Problem requirements – Work out how many lines in the entries contain the string "Purchasing", and give nothing but that number.

Extracted records
"""
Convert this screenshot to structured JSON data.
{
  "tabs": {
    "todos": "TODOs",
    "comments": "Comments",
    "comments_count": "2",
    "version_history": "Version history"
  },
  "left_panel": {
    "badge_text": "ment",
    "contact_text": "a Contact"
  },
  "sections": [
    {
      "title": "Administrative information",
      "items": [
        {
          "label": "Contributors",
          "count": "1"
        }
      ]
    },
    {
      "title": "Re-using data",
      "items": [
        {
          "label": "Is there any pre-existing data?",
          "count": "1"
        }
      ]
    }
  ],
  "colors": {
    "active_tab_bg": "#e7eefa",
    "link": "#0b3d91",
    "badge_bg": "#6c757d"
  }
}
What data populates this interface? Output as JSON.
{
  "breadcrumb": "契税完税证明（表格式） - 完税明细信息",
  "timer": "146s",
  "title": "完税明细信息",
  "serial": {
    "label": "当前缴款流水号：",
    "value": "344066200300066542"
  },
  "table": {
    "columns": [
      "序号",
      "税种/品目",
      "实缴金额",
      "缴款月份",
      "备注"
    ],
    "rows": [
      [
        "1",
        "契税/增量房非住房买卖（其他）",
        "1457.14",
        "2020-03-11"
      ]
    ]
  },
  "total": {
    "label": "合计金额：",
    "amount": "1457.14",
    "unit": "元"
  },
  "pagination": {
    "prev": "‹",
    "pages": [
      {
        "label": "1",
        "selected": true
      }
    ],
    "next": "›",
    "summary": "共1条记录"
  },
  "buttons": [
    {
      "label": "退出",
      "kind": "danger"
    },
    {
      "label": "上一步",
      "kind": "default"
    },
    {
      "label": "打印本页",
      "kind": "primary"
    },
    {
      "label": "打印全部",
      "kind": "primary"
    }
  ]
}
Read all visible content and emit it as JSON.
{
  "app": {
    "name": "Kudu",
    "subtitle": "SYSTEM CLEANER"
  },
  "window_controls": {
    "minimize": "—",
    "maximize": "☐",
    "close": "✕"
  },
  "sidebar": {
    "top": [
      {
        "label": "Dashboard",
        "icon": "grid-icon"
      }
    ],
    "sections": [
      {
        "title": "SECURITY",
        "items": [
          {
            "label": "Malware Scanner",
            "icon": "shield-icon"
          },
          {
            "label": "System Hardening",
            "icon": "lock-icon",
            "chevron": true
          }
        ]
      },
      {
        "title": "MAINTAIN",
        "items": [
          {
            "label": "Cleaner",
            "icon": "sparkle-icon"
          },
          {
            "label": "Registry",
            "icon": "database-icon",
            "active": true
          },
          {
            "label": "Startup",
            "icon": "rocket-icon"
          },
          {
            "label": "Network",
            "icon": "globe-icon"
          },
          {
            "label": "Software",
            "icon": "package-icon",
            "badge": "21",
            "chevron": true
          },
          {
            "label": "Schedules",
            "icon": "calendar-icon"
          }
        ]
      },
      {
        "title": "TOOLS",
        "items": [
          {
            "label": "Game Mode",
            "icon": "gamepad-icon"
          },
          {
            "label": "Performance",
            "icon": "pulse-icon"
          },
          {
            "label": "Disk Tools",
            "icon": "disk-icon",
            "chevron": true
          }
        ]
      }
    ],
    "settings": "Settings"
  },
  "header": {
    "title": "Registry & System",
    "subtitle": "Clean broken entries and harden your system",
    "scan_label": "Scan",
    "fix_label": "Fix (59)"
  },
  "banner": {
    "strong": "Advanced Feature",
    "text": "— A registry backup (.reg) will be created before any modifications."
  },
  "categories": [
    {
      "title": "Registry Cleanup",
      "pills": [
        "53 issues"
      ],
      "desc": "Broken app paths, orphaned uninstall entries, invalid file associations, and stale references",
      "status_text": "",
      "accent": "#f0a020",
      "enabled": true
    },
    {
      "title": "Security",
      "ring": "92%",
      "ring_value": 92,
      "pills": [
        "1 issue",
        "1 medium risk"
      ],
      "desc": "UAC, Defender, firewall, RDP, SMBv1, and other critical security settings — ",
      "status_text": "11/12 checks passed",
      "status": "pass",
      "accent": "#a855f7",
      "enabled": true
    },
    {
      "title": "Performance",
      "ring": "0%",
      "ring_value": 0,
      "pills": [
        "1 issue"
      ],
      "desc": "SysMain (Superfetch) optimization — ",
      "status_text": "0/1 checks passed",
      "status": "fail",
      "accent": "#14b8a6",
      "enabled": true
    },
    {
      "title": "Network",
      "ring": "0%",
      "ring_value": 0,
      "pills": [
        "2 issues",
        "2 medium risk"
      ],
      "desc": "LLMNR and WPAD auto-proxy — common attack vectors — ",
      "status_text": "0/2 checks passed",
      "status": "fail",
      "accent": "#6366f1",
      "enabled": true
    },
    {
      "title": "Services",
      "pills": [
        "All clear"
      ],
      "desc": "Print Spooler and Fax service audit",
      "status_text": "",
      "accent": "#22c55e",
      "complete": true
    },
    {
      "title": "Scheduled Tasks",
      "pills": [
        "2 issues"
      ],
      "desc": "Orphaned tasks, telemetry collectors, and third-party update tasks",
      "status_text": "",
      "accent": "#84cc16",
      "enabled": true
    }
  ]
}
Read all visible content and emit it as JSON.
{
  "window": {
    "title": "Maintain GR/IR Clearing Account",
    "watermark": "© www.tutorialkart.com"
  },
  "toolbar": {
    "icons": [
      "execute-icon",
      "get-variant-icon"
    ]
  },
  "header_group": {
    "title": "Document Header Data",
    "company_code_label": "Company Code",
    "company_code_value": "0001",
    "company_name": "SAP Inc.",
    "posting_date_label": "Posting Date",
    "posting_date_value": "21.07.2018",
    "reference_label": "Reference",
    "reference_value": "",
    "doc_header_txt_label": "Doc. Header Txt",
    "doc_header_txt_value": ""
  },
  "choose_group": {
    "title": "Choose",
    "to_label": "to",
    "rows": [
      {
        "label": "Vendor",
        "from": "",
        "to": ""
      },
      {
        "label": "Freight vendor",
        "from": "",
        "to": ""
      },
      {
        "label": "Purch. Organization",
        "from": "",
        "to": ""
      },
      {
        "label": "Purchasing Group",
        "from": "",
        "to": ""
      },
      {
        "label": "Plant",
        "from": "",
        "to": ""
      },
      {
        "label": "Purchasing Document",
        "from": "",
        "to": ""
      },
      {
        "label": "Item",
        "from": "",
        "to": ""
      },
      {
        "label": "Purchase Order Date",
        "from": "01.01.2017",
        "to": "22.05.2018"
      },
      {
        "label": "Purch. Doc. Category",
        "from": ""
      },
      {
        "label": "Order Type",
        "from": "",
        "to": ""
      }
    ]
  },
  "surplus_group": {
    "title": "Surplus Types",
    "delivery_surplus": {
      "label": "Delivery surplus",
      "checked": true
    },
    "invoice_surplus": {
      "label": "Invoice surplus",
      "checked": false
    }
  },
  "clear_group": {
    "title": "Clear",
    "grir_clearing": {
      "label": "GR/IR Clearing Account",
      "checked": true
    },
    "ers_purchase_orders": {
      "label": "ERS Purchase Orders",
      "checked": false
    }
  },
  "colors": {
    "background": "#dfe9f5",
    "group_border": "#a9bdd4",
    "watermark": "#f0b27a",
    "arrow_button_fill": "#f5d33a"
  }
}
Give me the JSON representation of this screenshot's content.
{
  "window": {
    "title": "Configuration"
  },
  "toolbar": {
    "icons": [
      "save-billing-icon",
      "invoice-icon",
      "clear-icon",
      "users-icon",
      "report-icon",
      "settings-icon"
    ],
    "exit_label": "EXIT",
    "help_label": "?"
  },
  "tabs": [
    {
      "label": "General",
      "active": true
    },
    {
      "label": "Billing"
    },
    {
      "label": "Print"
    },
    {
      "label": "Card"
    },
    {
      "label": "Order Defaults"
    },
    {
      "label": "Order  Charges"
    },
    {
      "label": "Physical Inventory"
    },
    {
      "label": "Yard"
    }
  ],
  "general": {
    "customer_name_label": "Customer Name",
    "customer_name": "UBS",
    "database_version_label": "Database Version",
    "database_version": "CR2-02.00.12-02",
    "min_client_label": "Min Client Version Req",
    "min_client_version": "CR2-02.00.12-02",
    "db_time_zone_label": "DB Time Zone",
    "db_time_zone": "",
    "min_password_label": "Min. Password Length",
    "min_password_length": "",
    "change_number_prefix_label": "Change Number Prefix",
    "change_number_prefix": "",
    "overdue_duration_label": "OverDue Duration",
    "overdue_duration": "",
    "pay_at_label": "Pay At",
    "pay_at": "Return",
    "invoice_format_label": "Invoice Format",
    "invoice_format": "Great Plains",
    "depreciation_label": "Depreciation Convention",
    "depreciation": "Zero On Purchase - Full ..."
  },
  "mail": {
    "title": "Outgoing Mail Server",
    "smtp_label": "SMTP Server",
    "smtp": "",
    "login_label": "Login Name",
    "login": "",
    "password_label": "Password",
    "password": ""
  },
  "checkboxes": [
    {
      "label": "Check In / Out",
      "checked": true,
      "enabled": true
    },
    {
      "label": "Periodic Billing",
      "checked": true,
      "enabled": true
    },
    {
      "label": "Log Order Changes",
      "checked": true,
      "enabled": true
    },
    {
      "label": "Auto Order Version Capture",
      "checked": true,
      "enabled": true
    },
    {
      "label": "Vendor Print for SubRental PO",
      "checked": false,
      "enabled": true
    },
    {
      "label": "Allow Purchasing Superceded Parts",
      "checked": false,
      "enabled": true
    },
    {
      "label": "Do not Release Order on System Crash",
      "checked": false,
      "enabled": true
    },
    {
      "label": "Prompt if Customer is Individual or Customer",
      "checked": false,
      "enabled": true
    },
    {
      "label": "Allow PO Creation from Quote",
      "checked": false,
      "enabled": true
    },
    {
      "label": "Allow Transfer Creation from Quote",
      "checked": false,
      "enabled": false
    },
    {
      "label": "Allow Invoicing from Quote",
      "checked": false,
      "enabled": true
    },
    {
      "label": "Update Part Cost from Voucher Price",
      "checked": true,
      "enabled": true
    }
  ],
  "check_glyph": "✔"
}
"""
Final result – 3